TO BE DONE: Scan the data below. Pull out each line where "SUSPICIOUS" occurs.

-- start --

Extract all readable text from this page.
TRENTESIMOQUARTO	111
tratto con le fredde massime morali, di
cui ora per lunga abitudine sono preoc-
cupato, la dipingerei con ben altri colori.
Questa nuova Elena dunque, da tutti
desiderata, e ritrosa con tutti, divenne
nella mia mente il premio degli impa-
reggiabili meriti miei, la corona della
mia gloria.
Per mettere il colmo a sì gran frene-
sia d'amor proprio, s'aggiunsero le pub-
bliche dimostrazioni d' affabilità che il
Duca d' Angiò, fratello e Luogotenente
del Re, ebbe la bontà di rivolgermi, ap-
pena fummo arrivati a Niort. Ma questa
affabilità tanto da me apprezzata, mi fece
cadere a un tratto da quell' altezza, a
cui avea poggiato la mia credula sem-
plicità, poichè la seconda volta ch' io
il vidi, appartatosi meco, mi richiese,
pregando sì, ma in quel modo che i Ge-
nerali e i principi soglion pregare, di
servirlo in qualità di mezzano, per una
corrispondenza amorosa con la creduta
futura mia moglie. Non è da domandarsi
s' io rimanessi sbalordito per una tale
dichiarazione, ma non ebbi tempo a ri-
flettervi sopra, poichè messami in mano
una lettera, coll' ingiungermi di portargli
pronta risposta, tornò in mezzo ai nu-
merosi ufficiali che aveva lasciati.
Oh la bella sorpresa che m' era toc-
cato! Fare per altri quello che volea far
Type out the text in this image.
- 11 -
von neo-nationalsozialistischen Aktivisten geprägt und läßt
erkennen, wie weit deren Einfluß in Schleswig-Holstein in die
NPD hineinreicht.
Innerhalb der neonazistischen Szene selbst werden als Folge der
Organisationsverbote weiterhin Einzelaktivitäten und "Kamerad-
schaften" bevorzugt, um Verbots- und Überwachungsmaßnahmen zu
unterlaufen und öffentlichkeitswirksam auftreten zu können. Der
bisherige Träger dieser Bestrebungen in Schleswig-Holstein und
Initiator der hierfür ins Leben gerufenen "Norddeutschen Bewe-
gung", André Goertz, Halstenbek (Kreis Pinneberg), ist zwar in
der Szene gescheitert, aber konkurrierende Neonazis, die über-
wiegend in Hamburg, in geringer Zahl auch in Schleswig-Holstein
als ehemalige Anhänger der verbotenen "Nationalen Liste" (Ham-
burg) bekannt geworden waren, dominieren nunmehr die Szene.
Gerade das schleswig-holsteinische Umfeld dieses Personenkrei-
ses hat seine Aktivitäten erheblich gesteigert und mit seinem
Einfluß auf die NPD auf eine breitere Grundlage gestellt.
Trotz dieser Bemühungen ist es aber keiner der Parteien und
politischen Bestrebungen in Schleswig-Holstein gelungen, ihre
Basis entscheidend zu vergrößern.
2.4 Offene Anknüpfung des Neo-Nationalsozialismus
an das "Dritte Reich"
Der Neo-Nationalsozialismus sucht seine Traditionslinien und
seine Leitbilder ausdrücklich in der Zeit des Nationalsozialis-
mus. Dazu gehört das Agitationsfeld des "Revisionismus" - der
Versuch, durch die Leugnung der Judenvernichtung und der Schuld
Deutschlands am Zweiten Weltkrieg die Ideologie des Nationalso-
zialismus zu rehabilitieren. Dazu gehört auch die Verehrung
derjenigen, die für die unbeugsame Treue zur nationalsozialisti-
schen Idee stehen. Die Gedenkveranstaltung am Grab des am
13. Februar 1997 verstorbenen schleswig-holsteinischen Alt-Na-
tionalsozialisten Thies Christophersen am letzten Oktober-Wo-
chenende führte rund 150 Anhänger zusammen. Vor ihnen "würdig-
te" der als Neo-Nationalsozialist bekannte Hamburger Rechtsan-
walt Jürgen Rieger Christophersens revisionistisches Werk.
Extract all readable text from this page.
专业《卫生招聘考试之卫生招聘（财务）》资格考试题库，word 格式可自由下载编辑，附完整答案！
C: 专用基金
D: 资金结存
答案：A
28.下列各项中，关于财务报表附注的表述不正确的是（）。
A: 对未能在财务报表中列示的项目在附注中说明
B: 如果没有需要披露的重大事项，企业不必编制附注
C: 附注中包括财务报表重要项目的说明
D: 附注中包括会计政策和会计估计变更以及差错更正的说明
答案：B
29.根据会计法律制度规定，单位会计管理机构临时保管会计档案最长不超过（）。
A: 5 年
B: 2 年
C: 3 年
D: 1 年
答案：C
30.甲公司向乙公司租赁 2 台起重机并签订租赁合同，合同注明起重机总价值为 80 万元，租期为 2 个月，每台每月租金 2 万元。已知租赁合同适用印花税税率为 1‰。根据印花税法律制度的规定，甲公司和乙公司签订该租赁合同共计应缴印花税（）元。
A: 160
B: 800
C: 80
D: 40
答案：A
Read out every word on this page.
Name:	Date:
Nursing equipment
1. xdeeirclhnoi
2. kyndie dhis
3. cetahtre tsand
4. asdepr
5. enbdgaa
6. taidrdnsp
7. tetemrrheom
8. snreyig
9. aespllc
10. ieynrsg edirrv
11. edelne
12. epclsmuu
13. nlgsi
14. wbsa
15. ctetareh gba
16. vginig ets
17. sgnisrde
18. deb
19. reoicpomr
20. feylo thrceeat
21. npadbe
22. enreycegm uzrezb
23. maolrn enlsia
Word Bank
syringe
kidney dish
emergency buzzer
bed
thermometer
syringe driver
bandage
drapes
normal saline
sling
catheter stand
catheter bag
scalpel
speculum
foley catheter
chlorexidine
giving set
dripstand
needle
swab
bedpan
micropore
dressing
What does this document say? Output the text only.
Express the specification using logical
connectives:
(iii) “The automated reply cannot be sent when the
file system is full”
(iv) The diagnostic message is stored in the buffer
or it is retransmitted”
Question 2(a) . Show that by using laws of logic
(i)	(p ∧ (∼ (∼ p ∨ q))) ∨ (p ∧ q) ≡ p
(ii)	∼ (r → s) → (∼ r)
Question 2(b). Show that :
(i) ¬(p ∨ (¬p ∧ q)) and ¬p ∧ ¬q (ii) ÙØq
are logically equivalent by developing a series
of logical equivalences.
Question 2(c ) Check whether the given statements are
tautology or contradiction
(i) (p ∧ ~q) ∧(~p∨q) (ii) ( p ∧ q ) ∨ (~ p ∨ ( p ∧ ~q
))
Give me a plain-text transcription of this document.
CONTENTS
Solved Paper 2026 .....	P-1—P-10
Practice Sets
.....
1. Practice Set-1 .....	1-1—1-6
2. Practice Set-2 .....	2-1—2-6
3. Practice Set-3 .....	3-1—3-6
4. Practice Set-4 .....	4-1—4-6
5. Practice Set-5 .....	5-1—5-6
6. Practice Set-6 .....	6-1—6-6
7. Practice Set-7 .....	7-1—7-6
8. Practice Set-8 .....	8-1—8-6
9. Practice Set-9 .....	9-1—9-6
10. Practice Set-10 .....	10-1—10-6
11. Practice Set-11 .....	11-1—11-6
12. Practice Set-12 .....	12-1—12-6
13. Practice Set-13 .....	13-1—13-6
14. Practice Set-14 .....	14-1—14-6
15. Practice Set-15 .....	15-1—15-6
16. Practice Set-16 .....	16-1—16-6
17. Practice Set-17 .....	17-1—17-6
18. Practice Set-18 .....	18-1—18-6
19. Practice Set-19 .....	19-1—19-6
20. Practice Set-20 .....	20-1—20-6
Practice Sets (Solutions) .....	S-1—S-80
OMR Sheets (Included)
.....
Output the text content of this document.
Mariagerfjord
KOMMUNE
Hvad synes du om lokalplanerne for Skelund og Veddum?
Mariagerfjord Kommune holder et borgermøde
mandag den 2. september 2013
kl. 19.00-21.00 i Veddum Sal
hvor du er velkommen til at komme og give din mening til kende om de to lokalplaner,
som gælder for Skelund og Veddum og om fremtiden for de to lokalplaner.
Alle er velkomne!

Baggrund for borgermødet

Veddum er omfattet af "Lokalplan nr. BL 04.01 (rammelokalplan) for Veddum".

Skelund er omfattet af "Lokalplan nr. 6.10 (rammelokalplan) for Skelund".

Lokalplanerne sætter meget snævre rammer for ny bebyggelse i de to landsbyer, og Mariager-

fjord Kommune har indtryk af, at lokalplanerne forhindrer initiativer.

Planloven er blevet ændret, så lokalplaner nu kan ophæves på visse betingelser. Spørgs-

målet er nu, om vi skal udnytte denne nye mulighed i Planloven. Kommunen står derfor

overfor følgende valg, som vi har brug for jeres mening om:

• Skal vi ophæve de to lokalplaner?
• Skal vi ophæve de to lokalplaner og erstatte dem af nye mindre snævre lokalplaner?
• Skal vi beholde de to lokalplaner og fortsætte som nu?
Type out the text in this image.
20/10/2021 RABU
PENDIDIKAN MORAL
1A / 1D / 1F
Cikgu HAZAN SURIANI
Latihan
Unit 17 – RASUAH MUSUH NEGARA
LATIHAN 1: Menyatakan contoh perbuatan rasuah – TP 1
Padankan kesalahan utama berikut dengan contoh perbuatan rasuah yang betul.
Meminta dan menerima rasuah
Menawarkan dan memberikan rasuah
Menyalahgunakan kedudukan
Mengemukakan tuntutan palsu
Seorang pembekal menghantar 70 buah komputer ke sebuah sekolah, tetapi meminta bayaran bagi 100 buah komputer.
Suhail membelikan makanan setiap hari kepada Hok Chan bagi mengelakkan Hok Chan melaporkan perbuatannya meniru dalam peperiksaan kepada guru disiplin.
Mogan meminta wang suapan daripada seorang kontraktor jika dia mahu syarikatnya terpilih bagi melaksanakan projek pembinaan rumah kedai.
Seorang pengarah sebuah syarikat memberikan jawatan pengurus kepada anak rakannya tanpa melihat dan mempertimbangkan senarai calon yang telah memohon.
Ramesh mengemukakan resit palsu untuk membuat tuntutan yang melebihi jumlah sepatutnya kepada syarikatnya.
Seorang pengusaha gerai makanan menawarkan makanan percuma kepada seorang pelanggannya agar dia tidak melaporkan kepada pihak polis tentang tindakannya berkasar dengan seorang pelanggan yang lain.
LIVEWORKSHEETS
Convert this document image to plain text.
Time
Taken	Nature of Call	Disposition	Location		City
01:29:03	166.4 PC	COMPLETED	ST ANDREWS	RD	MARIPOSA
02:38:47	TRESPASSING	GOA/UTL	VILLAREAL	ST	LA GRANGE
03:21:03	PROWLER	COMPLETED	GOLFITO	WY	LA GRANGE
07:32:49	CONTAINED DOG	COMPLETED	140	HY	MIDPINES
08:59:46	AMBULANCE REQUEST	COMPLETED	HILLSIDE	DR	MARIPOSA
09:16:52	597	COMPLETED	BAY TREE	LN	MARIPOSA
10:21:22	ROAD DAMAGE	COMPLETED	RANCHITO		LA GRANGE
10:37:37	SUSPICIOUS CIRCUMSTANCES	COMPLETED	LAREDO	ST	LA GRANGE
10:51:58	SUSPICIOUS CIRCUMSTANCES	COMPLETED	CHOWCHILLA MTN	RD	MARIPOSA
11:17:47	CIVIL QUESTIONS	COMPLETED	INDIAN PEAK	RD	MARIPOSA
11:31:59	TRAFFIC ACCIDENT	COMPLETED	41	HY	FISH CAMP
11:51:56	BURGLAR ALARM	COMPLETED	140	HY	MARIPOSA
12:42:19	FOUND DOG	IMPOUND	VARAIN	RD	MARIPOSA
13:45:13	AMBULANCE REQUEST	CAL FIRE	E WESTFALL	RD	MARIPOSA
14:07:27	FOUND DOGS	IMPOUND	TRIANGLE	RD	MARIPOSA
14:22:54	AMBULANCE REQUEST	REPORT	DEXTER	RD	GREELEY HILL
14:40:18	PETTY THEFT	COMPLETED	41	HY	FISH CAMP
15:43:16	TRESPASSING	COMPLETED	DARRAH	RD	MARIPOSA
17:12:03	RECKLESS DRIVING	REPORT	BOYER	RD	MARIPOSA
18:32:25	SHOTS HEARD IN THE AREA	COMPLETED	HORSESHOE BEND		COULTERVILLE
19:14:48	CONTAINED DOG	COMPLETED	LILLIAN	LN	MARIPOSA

-- end --

RESPONSE FOR THIS EXERCISE:
10:37:37	SUSPICIOUS CIRCUMSTANCES	COMPLETED	LAREDO	ST	LA GRANGE
10:51:58	SUSPICIOUS CIRCUMSTANCES	COMPLETED	CHOWCHILLA MTN	RD	MARIPOSA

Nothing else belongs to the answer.